> THE REQUEST: Please give the count of lines holding the string "What" and nothing besides.

===== INFORMATION SHOWN =====

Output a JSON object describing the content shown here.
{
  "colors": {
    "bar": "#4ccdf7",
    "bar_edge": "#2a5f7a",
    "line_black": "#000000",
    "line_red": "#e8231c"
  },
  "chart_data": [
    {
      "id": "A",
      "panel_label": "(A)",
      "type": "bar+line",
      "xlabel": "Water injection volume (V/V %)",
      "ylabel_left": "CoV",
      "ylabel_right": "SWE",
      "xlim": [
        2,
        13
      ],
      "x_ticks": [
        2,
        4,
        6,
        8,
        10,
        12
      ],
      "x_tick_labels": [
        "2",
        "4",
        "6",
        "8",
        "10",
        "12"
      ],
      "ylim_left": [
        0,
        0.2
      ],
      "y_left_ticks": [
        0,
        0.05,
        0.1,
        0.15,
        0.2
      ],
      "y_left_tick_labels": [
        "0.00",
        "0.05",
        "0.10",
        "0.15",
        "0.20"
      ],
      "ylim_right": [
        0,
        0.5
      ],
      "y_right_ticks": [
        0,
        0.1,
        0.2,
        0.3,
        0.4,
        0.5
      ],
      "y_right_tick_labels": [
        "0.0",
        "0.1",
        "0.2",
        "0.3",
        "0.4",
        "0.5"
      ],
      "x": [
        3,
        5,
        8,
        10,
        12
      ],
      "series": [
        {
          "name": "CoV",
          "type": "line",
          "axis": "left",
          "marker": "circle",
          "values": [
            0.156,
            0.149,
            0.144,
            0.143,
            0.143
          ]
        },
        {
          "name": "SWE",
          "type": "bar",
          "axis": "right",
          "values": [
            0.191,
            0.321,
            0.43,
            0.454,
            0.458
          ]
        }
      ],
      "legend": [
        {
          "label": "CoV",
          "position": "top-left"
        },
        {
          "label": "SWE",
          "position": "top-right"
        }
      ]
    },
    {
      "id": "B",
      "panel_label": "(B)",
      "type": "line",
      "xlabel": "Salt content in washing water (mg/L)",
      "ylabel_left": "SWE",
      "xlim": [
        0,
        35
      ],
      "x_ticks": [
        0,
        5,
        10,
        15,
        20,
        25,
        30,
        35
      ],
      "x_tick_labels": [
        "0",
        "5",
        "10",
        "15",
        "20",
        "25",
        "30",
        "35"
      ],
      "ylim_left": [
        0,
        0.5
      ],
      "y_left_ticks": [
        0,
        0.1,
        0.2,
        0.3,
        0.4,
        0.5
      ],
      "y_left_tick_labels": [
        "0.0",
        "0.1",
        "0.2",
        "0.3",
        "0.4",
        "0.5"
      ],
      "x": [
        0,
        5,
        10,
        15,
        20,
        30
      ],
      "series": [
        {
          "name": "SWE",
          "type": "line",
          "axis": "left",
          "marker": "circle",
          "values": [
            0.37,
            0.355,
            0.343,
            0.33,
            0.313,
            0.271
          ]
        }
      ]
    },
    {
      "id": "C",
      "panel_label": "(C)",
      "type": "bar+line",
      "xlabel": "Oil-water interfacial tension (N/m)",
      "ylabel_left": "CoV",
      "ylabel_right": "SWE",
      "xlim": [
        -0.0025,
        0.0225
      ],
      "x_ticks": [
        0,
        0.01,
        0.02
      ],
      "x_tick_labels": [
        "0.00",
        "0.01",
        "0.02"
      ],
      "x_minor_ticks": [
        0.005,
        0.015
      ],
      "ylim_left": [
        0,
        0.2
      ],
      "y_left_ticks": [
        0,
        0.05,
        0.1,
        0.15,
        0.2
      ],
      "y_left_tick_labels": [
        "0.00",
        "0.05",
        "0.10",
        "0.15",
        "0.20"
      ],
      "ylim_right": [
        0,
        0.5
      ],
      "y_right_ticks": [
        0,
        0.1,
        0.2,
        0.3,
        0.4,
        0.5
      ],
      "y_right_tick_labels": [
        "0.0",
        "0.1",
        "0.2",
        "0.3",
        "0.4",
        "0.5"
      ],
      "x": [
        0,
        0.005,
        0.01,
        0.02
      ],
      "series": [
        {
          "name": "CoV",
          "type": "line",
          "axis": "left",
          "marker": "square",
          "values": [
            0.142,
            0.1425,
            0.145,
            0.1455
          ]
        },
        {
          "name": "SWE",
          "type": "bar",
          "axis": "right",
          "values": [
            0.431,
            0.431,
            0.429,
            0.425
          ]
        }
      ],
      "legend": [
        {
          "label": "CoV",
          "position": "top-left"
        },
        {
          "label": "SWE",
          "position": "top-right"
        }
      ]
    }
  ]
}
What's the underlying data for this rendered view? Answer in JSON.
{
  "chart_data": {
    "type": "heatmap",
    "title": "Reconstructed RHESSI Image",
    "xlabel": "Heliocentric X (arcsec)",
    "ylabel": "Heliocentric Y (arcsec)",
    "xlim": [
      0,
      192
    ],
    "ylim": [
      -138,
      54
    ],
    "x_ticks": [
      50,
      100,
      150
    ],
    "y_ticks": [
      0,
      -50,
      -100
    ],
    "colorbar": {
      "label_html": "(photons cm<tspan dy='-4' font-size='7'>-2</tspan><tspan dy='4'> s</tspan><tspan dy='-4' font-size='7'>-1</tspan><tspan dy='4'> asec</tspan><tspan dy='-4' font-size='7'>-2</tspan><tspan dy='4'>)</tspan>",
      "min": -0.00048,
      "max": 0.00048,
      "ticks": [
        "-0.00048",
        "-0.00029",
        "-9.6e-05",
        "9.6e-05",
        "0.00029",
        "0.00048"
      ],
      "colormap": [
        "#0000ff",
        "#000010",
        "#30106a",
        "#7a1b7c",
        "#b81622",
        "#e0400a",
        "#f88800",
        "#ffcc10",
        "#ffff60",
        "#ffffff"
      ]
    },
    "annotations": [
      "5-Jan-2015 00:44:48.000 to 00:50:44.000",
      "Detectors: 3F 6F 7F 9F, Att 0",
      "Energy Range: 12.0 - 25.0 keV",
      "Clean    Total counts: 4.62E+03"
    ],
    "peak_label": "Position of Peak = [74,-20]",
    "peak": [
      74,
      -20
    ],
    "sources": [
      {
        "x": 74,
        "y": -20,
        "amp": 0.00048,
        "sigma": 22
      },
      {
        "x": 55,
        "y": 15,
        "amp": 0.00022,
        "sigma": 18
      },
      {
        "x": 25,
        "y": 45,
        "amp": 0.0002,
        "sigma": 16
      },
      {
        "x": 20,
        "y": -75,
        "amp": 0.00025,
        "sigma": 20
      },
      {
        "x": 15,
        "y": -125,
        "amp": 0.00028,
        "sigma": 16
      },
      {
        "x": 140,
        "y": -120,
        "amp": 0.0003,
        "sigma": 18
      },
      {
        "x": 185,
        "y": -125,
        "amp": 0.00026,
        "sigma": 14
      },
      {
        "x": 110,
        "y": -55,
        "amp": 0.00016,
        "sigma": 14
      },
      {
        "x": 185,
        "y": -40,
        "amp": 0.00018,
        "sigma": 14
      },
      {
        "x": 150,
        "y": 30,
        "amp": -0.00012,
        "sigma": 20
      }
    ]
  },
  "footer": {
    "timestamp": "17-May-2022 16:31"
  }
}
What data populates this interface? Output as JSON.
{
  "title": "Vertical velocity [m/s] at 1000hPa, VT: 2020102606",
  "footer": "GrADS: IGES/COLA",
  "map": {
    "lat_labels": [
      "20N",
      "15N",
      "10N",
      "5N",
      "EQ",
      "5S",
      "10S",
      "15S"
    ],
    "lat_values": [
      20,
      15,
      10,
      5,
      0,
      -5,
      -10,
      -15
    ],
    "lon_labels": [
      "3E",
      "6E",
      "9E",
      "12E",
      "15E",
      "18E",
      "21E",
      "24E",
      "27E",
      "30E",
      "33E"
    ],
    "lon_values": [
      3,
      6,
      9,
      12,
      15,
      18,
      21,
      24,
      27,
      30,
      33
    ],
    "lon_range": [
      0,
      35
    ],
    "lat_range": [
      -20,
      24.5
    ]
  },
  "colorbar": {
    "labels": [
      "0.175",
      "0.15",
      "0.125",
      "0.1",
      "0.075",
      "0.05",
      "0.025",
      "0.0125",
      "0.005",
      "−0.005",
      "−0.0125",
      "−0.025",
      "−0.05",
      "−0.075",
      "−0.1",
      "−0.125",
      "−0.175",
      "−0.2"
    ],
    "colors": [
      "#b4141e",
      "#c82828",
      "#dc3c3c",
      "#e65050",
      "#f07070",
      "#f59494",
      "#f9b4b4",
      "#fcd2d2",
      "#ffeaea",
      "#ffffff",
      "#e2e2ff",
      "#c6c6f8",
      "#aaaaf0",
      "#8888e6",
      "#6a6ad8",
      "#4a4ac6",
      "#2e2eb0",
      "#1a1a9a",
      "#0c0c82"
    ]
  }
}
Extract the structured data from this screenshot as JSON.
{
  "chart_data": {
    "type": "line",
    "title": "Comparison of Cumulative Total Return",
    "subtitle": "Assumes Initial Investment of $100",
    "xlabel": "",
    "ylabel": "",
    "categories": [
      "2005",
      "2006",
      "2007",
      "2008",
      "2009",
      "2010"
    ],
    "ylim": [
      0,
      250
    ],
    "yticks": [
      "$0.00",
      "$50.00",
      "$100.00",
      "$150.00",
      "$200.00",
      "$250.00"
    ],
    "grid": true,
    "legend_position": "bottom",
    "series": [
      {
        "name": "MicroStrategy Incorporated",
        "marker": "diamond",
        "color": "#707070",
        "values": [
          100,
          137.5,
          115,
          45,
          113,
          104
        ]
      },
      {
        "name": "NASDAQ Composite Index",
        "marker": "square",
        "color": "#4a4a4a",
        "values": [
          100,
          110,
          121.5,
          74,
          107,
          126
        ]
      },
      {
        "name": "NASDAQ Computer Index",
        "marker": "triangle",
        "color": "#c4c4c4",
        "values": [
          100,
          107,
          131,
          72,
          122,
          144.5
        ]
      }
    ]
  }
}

=====

> WORKED ANSWER: 2